▶ **YOUR OBJECTIVE**
Lines containing "JSON" are to be counted. Give the number and nothing more.

▶ **INPUT MATERIAL**
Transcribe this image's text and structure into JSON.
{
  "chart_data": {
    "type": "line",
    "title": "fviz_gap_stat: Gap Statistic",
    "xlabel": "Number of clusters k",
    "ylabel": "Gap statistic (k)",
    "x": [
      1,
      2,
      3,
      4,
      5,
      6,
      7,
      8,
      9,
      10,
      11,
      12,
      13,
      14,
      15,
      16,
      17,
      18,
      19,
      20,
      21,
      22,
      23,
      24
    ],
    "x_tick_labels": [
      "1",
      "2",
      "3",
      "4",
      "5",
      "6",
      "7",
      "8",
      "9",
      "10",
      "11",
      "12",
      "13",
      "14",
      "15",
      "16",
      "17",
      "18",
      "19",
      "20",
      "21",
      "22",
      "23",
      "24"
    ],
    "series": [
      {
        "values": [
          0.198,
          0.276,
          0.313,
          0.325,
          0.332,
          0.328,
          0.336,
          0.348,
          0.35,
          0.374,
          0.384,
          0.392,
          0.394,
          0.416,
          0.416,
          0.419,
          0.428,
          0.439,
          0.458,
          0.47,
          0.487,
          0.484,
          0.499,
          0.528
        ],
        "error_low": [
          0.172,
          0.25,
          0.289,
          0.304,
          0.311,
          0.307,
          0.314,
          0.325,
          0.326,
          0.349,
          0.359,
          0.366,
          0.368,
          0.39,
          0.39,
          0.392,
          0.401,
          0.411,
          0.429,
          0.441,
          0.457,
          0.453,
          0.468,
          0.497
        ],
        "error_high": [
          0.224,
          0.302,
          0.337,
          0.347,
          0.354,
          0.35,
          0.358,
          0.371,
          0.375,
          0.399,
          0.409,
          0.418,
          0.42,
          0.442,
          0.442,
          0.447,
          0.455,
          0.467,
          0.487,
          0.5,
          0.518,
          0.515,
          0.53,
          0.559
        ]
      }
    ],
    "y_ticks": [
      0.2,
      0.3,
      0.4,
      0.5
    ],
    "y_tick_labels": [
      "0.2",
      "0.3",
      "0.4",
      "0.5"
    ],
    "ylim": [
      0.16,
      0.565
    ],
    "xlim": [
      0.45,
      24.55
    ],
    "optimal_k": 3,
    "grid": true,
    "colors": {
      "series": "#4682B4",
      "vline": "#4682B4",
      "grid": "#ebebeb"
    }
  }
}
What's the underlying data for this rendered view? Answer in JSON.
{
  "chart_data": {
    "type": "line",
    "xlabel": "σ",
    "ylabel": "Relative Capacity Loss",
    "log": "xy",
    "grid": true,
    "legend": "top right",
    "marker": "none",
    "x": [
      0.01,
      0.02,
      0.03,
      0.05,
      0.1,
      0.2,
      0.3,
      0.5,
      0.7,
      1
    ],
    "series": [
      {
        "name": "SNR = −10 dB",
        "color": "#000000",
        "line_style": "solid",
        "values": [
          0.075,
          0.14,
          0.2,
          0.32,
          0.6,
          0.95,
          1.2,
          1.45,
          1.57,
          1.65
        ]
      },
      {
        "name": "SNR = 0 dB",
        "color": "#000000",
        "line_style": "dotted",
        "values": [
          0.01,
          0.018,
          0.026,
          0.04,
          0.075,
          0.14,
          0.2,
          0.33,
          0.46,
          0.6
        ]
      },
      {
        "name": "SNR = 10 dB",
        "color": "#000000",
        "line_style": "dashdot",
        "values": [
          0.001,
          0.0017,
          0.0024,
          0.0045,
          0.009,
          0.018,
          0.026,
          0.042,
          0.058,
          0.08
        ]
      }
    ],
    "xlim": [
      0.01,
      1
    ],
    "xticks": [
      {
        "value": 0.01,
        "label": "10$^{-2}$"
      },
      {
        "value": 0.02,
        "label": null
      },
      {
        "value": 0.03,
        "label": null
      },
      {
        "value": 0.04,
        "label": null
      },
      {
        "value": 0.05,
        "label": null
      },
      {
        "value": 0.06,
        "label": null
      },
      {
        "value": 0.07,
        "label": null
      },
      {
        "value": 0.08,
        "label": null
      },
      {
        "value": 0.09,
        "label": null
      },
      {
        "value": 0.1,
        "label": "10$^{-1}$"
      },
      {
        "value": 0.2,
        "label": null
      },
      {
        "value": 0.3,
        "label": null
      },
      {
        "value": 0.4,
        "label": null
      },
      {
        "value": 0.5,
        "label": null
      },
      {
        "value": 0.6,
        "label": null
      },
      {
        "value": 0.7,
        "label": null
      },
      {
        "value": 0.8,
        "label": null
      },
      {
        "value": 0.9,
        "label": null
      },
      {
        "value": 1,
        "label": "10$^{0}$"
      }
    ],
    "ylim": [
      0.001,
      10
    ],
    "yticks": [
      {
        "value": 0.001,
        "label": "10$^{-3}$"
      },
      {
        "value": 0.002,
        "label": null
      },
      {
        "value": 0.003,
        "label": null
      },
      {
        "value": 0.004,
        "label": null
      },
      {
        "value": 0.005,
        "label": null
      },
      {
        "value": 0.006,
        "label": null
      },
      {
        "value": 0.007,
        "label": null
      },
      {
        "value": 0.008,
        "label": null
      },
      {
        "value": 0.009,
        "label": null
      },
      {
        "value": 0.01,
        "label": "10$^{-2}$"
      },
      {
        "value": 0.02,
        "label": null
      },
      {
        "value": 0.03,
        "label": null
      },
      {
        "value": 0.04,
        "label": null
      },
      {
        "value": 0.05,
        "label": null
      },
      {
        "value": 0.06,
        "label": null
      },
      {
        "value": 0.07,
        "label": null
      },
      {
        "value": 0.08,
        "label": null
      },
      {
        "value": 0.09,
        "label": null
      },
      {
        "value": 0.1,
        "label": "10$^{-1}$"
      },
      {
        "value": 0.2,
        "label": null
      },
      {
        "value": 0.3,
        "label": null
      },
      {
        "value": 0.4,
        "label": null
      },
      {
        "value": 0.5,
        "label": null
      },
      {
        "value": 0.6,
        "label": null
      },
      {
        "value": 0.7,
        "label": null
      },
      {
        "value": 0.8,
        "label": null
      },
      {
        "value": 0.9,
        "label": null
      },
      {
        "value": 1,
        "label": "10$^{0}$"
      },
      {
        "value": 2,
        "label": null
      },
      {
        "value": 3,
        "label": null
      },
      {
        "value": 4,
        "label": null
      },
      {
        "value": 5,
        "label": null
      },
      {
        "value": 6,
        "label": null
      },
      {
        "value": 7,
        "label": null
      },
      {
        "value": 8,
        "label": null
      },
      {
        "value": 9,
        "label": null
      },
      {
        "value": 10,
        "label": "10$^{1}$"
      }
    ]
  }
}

▶ **OUTPUT OF THE TASK**
2